Short task: Turn the rows below into a numbered list, from the first row through the one containing "group-name: שועלים bbox=[1007, 592, 1048, 606]", with both ends included. Leave out any blank lines.

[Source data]

* START *

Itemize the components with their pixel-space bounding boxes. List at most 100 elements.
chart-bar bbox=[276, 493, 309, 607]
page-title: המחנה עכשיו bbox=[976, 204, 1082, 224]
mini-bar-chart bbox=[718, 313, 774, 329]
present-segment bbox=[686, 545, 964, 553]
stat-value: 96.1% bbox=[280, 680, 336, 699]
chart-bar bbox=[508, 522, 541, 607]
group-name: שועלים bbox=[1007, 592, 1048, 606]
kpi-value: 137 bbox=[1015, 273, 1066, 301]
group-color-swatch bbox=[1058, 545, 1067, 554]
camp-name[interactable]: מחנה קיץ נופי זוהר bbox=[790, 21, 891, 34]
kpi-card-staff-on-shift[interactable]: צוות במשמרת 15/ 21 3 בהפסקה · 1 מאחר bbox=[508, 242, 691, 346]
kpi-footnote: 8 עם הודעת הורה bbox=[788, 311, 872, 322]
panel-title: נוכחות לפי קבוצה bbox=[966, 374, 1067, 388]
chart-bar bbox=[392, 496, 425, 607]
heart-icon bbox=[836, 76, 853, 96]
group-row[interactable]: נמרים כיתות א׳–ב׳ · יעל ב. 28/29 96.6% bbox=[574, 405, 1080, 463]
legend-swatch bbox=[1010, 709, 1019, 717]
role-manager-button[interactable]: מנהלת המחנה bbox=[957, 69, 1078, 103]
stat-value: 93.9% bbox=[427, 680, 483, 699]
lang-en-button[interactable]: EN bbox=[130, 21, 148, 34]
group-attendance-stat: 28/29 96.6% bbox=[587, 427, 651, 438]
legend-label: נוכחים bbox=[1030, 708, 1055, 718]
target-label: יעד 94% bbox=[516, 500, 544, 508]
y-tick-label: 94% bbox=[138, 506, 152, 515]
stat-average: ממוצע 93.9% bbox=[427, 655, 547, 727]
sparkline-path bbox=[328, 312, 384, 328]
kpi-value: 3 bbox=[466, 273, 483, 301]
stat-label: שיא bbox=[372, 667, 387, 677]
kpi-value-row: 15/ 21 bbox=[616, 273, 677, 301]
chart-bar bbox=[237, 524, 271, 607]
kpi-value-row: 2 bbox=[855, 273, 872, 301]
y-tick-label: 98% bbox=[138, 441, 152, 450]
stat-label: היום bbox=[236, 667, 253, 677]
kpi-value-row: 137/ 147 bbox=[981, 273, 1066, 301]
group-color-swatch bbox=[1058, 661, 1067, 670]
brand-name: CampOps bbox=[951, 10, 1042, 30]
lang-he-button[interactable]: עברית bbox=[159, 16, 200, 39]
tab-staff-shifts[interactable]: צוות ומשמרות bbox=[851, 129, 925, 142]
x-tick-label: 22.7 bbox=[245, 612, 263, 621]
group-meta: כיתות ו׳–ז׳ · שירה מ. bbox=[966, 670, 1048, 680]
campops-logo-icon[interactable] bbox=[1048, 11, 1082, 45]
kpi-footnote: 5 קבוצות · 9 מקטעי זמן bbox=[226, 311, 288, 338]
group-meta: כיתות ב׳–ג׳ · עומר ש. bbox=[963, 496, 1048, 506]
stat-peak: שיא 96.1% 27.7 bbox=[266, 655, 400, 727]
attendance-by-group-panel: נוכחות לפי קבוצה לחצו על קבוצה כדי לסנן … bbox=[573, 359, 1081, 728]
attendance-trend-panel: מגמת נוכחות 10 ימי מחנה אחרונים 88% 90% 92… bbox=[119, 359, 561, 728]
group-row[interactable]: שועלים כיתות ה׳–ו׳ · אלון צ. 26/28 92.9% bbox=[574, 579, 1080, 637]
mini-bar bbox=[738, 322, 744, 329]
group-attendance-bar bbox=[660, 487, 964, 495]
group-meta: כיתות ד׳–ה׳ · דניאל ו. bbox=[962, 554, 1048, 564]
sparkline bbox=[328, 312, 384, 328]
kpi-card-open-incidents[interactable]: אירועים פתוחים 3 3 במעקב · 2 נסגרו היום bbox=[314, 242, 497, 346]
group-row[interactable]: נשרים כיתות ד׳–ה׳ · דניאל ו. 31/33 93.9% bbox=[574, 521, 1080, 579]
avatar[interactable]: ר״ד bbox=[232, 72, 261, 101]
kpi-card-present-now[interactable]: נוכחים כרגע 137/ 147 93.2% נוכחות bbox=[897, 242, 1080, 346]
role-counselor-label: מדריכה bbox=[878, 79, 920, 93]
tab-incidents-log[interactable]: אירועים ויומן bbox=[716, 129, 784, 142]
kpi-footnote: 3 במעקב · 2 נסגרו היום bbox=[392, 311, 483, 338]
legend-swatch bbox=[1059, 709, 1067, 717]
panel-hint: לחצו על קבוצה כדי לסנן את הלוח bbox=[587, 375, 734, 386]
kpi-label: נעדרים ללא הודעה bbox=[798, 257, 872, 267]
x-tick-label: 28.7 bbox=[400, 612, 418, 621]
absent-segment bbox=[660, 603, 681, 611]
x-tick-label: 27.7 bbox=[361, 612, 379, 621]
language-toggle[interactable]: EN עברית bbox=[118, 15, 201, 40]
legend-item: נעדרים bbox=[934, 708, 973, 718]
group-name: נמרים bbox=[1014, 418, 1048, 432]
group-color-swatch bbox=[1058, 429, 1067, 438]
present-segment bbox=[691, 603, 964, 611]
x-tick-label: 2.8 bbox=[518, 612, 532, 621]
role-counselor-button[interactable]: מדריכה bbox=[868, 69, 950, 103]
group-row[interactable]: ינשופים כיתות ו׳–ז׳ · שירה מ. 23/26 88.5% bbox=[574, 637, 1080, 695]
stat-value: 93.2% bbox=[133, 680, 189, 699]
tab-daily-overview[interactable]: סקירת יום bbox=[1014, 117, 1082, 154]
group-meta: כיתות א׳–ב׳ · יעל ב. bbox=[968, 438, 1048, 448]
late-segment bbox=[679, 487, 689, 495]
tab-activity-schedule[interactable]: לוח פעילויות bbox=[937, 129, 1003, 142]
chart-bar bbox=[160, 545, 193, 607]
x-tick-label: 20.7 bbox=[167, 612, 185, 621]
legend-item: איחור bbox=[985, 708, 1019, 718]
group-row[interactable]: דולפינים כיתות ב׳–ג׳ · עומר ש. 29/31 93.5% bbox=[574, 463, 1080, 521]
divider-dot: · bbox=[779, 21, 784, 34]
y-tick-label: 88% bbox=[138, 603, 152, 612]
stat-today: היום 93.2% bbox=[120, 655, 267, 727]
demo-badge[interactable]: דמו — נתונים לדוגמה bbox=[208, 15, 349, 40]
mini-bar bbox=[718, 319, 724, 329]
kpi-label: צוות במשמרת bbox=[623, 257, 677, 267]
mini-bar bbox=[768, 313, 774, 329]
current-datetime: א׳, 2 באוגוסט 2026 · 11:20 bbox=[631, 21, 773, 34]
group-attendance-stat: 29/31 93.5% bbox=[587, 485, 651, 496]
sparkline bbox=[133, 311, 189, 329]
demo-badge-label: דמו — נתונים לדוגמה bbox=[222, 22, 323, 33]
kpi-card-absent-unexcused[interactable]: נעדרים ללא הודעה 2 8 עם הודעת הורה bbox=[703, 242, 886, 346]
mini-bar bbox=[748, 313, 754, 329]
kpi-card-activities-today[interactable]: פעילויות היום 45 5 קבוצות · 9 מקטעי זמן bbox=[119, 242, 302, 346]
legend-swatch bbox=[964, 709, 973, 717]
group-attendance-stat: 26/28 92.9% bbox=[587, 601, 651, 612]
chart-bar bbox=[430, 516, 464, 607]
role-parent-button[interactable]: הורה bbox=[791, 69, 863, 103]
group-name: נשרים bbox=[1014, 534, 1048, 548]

* END *

Answer to this problem:
1. Itemize the components with their pixel-space bounding boxes. List at most 100 elements.
2. chart-bar bbox=[276, 493, 309, 607]
3. page-title: המחנה עכשיו bbox=[976, 204, 1082, 224]
4. mini-bar-chart bbox=[718, 313, 774, 329]
5. present-segment bbox=[686, 545, 964, 553]
6. stat-value: 96.1% bbox=[280, 680, 336, 699]
7. chart-bar bbox=[508, 522, 541, 607]
8. group-name: שועלים bbox=[1007, 592, 1048, 606]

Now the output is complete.